§ Exercise instructions: Return each line of the data below exactly, omitting any pictures.

§ Records supplied:
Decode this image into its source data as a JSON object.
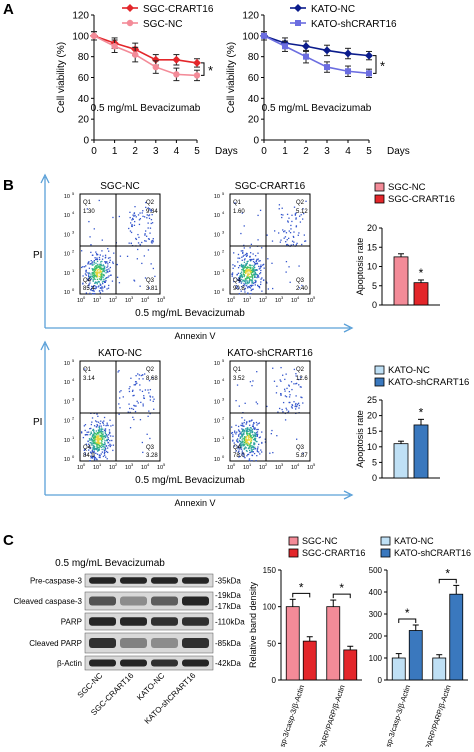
{
  "colors": {
    "sgc_crart16": "#e3262a",
    "sgc_nc": "#f38b98",
    "kato_nc": "#0b1c8c",
    "kato_sh": "#6b6de0",
    "kato_nc_bar": "#bfe0f5",
    "kato_sh_bar": "#3a78be",
    "flow_axis": "#5aa0d8"
  },
  "panels": {
    "a": "A",
    "b": "B",
    "c": "C"
  },
  "panel_a": {
    "treatment": "0.5 mg/mL Bevacizumab",
    "sig": "*",
    "x_unit": "Days",
    "ylabel": "Cell viability (%)"
  },
  "panel_b": {
    "axis_x": "Annexin V",
    "axis_y": "PI",
    "treatment": "0.5 mg/mL Bevacizumab",
    "quad_labels": [
      "Q1",
      "Q2",
      "Q3",
      "Q4"
    ],
    "plots": [
      {
        "title": "SGC-NC",
        "q1": "1.30",
        "q2": "9.34",
        "q3": "3.81",
        "q4": "85.4"
      },
      {
        "title": "SGC-CRART16",
        "q1": "1.60",
        "q2": "5.12",
        "q3": "2.40",
        "q4": "90.8"
      },
      {
        "title": "KATO-NC",
        "q1": "3.14",
        "q2": "8.68",
        "q3": "3.28",
        "q4": "84.9"
      },
      {
        "title": "KATO-shCRART16",
        "q1": "3.52",
        "q2": "12.6",
        "q3": "5.87",
        "q4": "78.0"
      }
    ],
    "sig": "*"
  },
  "panel_c": {
    "treatment": "0.5 mg/mL Bevacizumab",
    "blots": [
      {
        "name": "Pre-caspase-3",
        "size": "-35kDa"
      },
      {
        "name": "Cleaved caspase-3",
        "size": "-19kDa",
        "size2": "-17kDa"
      },
      {
        "name": "PARP",
        "size": "-110kDa"
      },
      {
        "name": "Cleaved PARP",
        "size": "-85kDa"
      },
      {
        "name": "β-Actin",
        "size": "-42kDa"
      }
    ],
    "lanes": [
      "SGC-NC",
      "SGC-CRART16",
      "KATO-NC",
      "KATO-shCRART16"
    ],
    "ylabel": "Relative band density",
    "sig": "*"
  },
  "chart_data": [
    {
      "type": "line",
      "title": "",
      "xlabel": "Days",
      "ylabel": "Cell viability (%)",
      "xlim": [
        0,
        5
      ],
      "ylim": [
        0,
        120
      ],
      "x_ticks": [
        0,
        1,
        2,
        3,
        4,
        5
      ],
      "y_ticks": [
        0,
        20,
        40,
        60,
        80,
        100,
        120
      ],
      "x": [
        0,
        1,
        2,
        3,
        4,
        5
      ],
      "legend": "top-right",
      "series": [
        {
          "name": "SGC-CRART16",
          "values": [
            100,
            93,
            87,
            77,
            77,
            74
          ],
          "err": [
            4,
            5,
            6,
            5,
            5,
            4
          ]
        },
        {
          "name": "SGC-NC",
          "values": [
            100,
            90,
            82,
            70,
            63,
            62
          ],
          "err": [
            4,
            6,
            7,
            6,
            6,
            5
          ]
        }
      ]
    },
    {
      "type": "line",
      "title": "",
      "xlabel": "Days",
      "ylabel": "Cell viability (%)",
      "xlim": [
        0,
        5
      ],
      "ylim": [
        0,
        120
      ],
      "x_ticks": [
        0,
        1,
        2,
        3,
        4,
        5
      ],
      "y_ticks": [
        0,
        20,
        40,
        60,
        80,
        100,
        120
      ],
      "x": [
        0,
        1,
        2,
        3,
        4,
        5
      ],
      "legend": "top-right",
      "series": [
        {
          "name": "KATO-NC",
          "values": [
            100,
            93,
            90,
            86,
            83,
            81
          ],
          "err": [
            4,
            5,
            5,
            5,
            5,
            4
          ]
        },
        {
          "name": "KATO-shCRART16",
          "values": [
            100,
            90,
            80,
            70,
            66,
            64
          ],
          "err": [
            4,
            5,
            6,
            5,
            5,
            4
          ]
        }
      ]
    },
    {
      "type": "bar",
      "ylabel": "Apoptosis rate",
      "ylim": [
        0,
        20
      ],
      "y_ticks": [
        0,
        5,
        10,
        15,
        20
      ],
      "legend": "top",
      "series": [
        {
          "name": "SGC-NC",
          "values": [
            12.5
          ],
          "err": [
            0.8
          ]
        },
        {
          "name": "SGC-CRART16",
          "values": [
            5.8
          ],
          "err": [
            0.7
          ]
        }
      ]
    },
    {
      "type": "bar",
      "ylabel": "Apoptosis rate",
      "ylim": [
        0,
        25
      ],
      "y_ticks": [
        0,
        5,
        10,
        15,
        20,
        25
      ],
      "legend": "top",
      "series": [
        {
          "name": "KATO-NC",
          "values": [
            11
          ],
          "err": [
            0.8
          ]
        },
        {
          "name": "KATO-shCRART16",
          "values": [
            17
          ],
          "err": [
            1.8
          ]
        }
      ]
    },
    {
      "type": "bar",
      "ylabel": "Relative band density",
      "ylim": [
        0,
        150
      ],
      "y_ticks": [
        0,
        50,
        100,
        150
      ],
      "categories": [
        "Cleaved-casp-3/casp-3/β-Actin",
        "Cleaved-PARP/PARP/β-Actin"
      ],
      "legend": "top",
      "series": [
        {
          "name": "SGC-NC",
          "values": [
            100,
            100
          ],
          "err": [
            10,
            9
          ]
        },
        {
          "name": "SGC-CRART16",
          "values": [
            53,
            41
          ],
          "err": [
            6,
            5
          ]
        }
      ]
    },
    {
      "type": "bar",
      "ylabel": "",
      "ylim": [
        0,
        500
      ],
      "y_ticks": [
        0,
        100,
        200,
        300,
        400,
        500
      ],
      "categories": [
        "Cleaved-casp-3/casp-3/β-Actin",
        "Cleaved-PARP/PARP/β-Actin"
      ],
      "legend": "top",
      "series": [
        {
          "name": "KATO-NC",
          "values": [
            100,
            100
          ],
          "err": [
            20,
            15
          ]
        },
        {
          "name": "KATO-shCRART16",
          "values": [
            225,
            390
          ],
          "err": [
            25,
            40
          ]
        }
      ]
    }
  ]
}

§ The solution:
Decode this image into its source data as a JSON object.
{
  "colors": {
    "sgc_crart16": "#e3262a",
    "sgc_nc": "#f38b98",
    "kato_nc": "#0b1c8c",
    "kato_sh": "#6b6de0",
    "kato_nc_bar": "#bfe0f5",
    "kato_sh_bar": "#3a78be",
    "flow_axis": "#5aa0d8"
  },
  "panels": {
    "a": "A",
    "b": "B",
    "c": "C"
  },
  "panel_a": {
    "treatment": "0.5 mg/mL Bevacizumab",
    "sig": "*",
    "x_unit": "Days",
    "ylabel": "Cell viability (%)"
  },
  "panel_b": {
    "axis_x": "Annexin V",
    "axis_y": "PI",
    "treatment": "0.5 mg/mL Bevacizumab",
    "quad_labels": [
      "Q1",
      "Q2",
      "Q3",
      "Q4"
    ],
    "plots": [
      {
        "title": "SGC-NC",
        "q1": "1.30",
        "q2": "9.34",
        "q3": "3.81",
        "q4": "85.4"
      },
      {
        "title": "SGC-CRART16",
        "q1": "1.60",
        "q2": "5.12",
        "q3": "2.40",
        "q4": "90.8"
      },
      {
        "title": "KATO-NC",
        "q1": "3.14",
        "q2": "8.68",
        "q3": "3.28",
        "q4": "84.9"
      },
      {
        "title": "KATO-shCRART16",
        "q1": "3.52",
        "q2": "12.6",
        "q3": "5.87",
        "q4": "78.0"
      }
    ],
    "sig": "*"
  },
  "panel_c": {
    "treatment": "0.5 mg/mL Bevacizumab",
    "blots": [
      {
        "name": "Pre-caspase-3",
        "size": "-35kDa"
      },
      {
        "name": "Cleaved caspase-3",
        "size": "-19kDa",
        "size2": "-17kDa"
      },
      {
        "name": "PARP",
        "size": "-110kDa"
      },
      {
        "name": "Cleaved PARP",
        "size": "-85kDa"
      },
      {
        "name": "β-Actin",
        "size": "-42kDa"
      }
    ],
    "lanes": [
      "SGC-NC",
      "SGC-CRART16",
      "KATO-NC",
      "KATO-shCRART16"
    ],
    "ylabel": "Relative band density",
    "sig": "*"
  },
  "chart_data": [
    {
      "type": "line",
      "title": "",
      "xlabel": "Days",
      "ylabel": "Cell viability (%)",
      "xlim": [
        0,
        5
      ],
      "ylim": [
        0,
        120
      ],
      "x_ticks": [
        0,
        1,
        2,
        3,
        4,
        5
      ],
      "y_ticks": [
        0,
        20,
        40,
        60,
        80,
        100,
        120
      ],
      "x": [
        0,
        1,
        2,
        3,
        4,
        5
      ],
      "legend": "top-right",
      "series": [
        {
          "name": "SGC-CRART16",
          "values": [
            100,
            93,
            87,
            77,
            77,
            74
          ],
          "err": [
            4,
            5,
            6,
            5,
            5,
            4
          ]
        },
        {
          "name": "SGC-NC",
          "values": [
            100,
            90,
            82,
            70,
            63,
            62
          ],
          "err": [
            4,
            6,
            7,
            6,
            6,
            5
          ]
        }
      ]
    },
    {
      "type": "line",
      "title": "",
      "xlabel": "Days",
      "ylabel": "Cell viability (%)",
      "xlim": [
        0,
        5
      ],
      "ylim": [
        0,
        120
      ],
      "x_ticks": [
        0,
        1,
        2,
        3,
        4,
        5
      ],
      "y_ticks": [
        0,
        20,
        40,
        60,
        80,
        100,
        120
      ],
      "x": [
        0,
        1,
        2,
        3,
        4,
        5
      ],
      "legend": "top-right",
      "series": [
        {
          "name": "KATO-NC",
          "values": [
            100,
            93,
            90,
            86,
            83,
            81
          ],
          "err": [
            4,
            5,
            5,
            5,
            5,
            4
          ]
        },
        {
          "name": "KATO-shCRART16",
          "values": [
            100,
            90,
            80,
            70,
            66,
            64
          ],
          "err": [
            4,
            5,
            6,
            5,
            5,
            4
          ]
        }
      ]
    },
    {
      "type": "bar",
      "ylabel": "Apoptosis rate",
      "ylim": [
        0,
        20
      ],
      "y_ticks": [
        0,
        5,
        10,
        15,
        20
      ],
      "legend": "top",
      "series": [
        {
          "name": "SGC-NC",
          "values": [
            12.5
          ],
          "err": [
            0.8
          ]
        },
        {
          "name": "SGC-CRART16",
          "values": [
            5.8
          ],
          "err": [
            0.7
          ]
        }
      ]
    },
    {
      "type": "bar",
      "ylabel": "Apoptosis rate",
      "ylim": [
        0,
        25
      ],
      "y_ticks": [
        0,
        5,
        10,
        15,
        20,
        25
      ],
      "legend": "top",
      "series": [
        {
          "name": "KATO-NC",
          "values": [
            11
          ],
          "err": [
            0.8
          ]
        },
        {
          "name": "KATO-shCRART16",
          "values": [
            17
          ],
          "err": [
            1.8
          ]
        }
      ]
    },
    {
      "type": "bar",
      "ylabel": "Relative band density",
      "ylim": [
        0,
        150
      ],
      "y_ticks": [
        0,
        50,
        100,
        150
      ],
      "categories": [
        "Cleaved-casp-3/casp-3/β-Actin",
        "Cleaved-PARP/PARP/β-Actin"
      ],
      "legend": "top",
      "series": [
        {
          "name": "SGC-NC",
          "values": [
            100,
            100
          ],
          "err": [
            10,
            9
          ]
        },
        {
          "name": "SGC-CRART16",
          "values": [
            53,
            41
          ],
          "err": [
            6,
            5
          ]
        }
      ]
    },
    {
      "type": "bar",
      "ylabel": "",
      "ylim": [
        0,
        500
      ],
      "y_ticks": [
        0,
        100,
        200,
        300,
        400,
        500
      ],
      "categories": [
        "Cleaved-casp-3/casp-3/β-Actin",
        "Cleaved-PARP/PARP/β-Actin"
      ],
      "legend": "top",
      "series": [
        {
          "name": "KATO-NC",
          "values": [
            100,
            100
          ],
          "err": [
            20,
            15
          ]
        },
        {
          "name": "KATO-shCRART16",
          "values": [
            225,
            390
          ],
          "err": [
            25,
            40
          ]
        }
      ]
    }
  ]
}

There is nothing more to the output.